Item da tarefa 1 |
Responda com base no texto sobre pornografia e sexo virtual:
(a) Qual é a receita anual do setor apenas nos Estados Unidos?
(b) Quem preside a Abrasex?
(c) Quantas empresas participaram do estudo do portal Mercado Erótico?
Item da tarefa 2 | Transcreva, sem alterações, a parte do texto sobre pornografia e sexo virtual que começa em "Antes mesmo de" e termina em "conhecimento das pessoas.".

Apenas nos Estados Unidos, o setor gera uma receita de US$ 2,84 bilhões por ano enquanto que, globalmente, esse número chega a US$ 4,9 bilhões. Tal investimento faz com que 12% de todos os sites disponíveis na internet seja de pornografia, um montante que, a cada segundo, é consumido por mais de 20 mil usuários.
De acordo com o doutor em antropologia Victor Hugo Barreto, pesquisador do núcleo de estudos em corpos, gêneros e sexualidades (Nusex), o aumento do consumo de pornografia fez com que as pessoas usassem mais os apps de encontros e se expusessem mais nas redes sociais para oferecimento de serviços eróticos e/ou sexuais, como massagens ou programas. “No contexto do isolamento, especificamente, percebo muito mais um movimento de ‘pornificação de si’ nesse grande mercado de atenção que se tornaram as redes sociais e os sites de entretenimento adulto”, observa.
Foi durante o isolamento que, a partir das medidas de contenção do vírus da Covid-19 propagadas pelos órgãos oficiais, como o uso de máscaras e o distanciamento social, a saúde física foi mantida, mas o bem-estar mental acabou sofrendo determinadas consequências.
É aí que, para o sexólogo Paulo Tessarioli, presidente da Associação Brasileira dos Profissionais de Saúde, Educação e Terapia Sexual (Abrasex), as relações virtuais demonstraram ser uma possibilidade de contato entre as pessoas, proporcionando, assim, a manutenção também da saúde mental. “O sexo pegou carona nesse movimento e as relações sexuais no mundo virtual deixaram de ser ficção e passaram a ser uma realidade”, observa.
Antes mesmo de migrar para o ambiente virtual, porém, é preciso que a sociedade de uma maneira geral tenha ciência de que a atividade sexual, para ser exercida de maneira saudável, deve ser regida pelo consentimento, algo que ainda foge do conhecimento das pessoas.
De acordo com o estudo Saúde e Bem Estar Sexual no Mercado Erótico, feita pelo portal Mercado Erótico entre julho e setembro de 2021, 91% dos clientes das 316 empresas participantes da pesquisa assume ter pouco conhecimento de consensualidade sexual.

Itens armazenados:

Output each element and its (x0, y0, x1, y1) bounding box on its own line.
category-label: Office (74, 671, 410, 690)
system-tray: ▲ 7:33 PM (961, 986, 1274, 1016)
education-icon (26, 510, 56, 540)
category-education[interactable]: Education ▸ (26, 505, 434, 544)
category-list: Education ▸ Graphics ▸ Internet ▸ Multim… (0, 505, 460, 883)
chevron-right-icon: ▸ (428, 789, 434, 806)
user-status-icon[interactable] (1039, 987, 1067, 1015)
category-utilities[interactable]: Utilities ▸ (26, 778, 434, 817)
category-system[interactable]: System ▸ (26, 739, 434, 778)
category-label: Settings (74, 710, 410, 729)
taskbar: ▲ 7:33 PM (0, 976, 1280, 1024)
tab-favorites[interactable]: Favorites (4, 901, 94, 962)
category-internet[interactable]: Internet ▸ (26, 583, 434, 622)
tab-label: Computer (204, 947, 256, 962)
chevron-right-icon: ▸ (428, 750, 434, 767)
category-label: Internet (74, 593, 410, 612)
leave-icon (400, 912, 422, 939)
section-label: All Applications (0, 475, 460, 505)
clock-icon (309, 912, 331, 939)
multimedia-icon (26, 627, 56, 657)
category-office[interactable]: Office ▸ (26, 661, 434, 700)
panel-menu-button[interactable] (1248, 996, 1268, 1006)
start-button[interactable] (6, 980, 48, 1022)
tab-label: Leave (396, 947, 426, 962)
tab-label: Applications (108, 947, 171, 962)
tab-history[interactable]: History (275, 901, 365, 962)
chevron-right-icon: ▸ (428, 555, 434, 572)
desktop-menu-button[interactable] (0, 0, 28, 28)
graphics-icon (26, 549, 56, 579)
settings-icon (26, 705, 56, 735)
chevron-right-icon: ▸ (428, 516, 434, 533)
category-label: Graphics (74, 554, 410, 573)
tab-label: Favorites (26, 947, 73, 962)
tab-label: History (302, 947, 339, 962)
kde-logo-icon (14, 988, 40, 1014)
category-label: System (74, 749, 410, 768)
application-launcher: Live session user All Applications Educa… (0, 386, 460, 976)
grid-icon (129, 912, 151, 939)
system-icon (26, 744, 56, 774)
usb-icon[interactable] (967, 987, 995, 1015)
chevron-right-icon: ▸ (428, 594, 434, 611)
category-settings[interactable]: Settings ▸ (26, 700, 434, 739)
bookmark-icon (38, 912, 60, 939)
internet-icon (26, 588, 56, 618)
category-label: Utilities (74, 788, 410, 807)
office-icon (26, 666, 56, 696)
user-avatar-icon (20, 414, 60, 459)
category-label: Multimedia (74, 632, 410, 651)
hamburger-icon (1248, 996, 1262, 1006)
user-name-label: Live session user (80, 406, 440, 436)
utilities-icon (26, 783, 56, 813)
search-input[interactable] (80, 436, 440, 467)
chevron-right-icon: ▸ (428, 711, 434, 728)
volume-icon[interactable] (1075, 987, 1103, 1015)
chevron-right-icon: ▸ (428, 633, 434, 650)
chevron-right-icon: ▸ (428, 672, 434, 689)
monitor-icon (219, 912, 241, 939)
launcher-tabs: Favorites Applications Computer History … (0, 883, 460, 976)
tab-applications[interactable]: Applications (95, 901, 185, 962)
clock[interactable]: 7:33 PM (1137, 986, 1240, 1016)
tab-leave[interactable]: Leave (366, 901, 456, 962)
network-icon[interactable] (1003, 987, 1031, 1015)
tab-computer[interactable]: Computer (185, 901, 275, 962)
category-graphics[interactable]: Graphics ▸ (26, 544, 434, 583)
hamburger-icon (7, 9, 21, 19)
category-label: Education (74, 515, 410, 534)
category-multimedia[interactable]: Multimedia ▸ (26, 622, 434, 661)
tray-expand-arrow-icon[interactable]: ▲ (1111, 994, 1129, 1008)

Espaço de resposta 1 |
(a) US$ 2,84 bilhões por ano.
(b) O sexólogo Paulo Tessarioli.
(c) 316 empresas.

Espaço de resposta 2 |
Antes mesmo de migrar para o ambiente virtual, porém, é preciso que a sociedade de uma maneira geral tenha ciência de que a atividade sexual, para ser exercida de maneira saudável, deve ser regida pelo consentimento, algo que ainda foge do conhecimento das pessoas.